►
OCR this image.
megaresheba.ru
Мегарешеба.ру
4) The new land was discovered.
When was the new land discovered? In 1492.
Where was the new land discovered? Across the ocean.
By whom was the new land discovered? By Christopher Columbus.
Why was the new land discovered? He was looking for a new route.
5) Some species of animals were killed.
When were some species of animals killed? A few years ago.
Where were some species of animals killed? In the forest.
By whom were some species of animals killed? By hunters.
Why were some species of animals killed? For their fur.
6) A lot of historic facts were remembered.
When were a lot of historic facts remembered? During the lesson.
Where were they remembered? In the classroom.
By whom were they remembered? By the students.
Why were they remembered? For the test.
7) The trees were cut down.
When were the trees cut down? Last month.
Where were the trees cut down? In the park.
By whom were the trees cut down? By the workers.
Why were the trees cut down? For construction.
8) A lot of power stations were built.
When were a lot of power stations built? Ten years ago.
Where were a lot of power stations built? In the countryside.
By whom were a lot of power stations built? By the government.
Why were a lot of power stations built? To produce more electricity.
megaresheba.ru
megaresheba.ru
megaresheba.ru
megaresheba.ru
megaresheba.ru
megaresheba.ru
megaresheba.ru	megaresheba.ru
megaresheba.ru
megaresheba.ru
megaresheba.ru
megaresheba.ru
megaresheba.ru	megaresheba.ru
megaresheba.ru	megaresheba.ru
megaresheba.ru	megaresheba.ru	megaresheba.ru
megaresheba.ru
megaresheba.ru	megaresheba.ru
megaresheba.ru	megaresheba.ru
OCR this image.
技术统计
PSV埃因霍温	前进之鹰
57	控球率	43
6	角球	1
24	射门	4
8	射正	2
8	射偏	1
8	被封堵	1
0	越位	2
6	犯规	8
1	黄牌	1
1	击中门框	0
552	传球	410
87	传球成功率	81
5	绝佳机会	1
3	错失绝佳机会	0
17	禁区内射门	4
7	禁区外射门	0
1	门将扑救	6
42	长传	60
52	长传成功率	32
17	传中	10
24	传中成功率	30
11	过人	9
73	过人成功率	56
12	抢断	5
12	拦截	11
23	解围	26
◄
* STATED TASK *
Retype the listing. Match it exactly.

* EXPECTED OUTPUT *
OCR this image.
megaresheba.ru
Мегарешеба.ру
4) The new land was discovered.
When was the new land discovered? In 1492.
Where was the new land discovered? Across the ocean.
By whom was the new land discovered? By Christopher Columbus.
Why was the new land discovered? He was looking for a new route.
5) Some species of animals were killed.
When were some species of animals killed? A few years ago.
Where were some species of animals killed? In the forest.
By whom were some species of animals killed? By hunters.
Why were some species of animals killed? For their fur.
6) A lot of historic facts were remembered.
When were a lot of historic facts remembered? During the lesson.
Where were they remembered? In the classroom.
By whom were they remembered? By the students.
Why were they remembered? For the test.
7) The trees were cut down.
When were the trees cut down? Last month.
Where were the trees cut down? In the park.
By whom were the trees cut down? By the workers.
Why were the trees cut down? For construction.
8) A lot of power stations were built.
When were a lot of power stations built? Ten years ago.
Where were a lot of power stations built? In the countryside.
By whom were a lot of power stations built? By the government.
Why were a lot of power stations built? To produce more electricity.
megaresheba.ru
megaresheba.ru
megaresheba.ru
megaresheba.ru
megaresheba.ru
megaresheba.ru
megaresheba.ru	megaresheba.ru
megaresheba.ru
megaresheba.ru
megaresheba.ru
megaresheba.ru
megaresheba.ru	megaresheba.ru
megaresheba.ru	megaresheba.ru
megaresheba.ru	megaresheba.ru	megaresheba.ru
megaresheba.ru
megaresheba.ru	megaresheba.ru
megaresheba.ru	megaresheba.ru
OCR this image.
技术统计
PSV埃因霍温	前进之鹰
57	控球率	43
6	角球	1
24	射门	4
8	射正	2
8	射偏	1
8	被封堵	1
0	越位	2
6	犯规	8
1	黄牌	1
1	击中门框	0
552	传球	410
87	传球成功率	81
5	绝佳机会	1
3	错失绝佳机会	0
17	禁区内射门	4
7	禁区外射门	0
1	门将扑救	6
42	长传	60
52	长传成功率	32
17	传中	10
24	传中成功率	30
11	过人	9
73	过人成功率	56
12	抢断	5
12	拦截	11
23	解围	26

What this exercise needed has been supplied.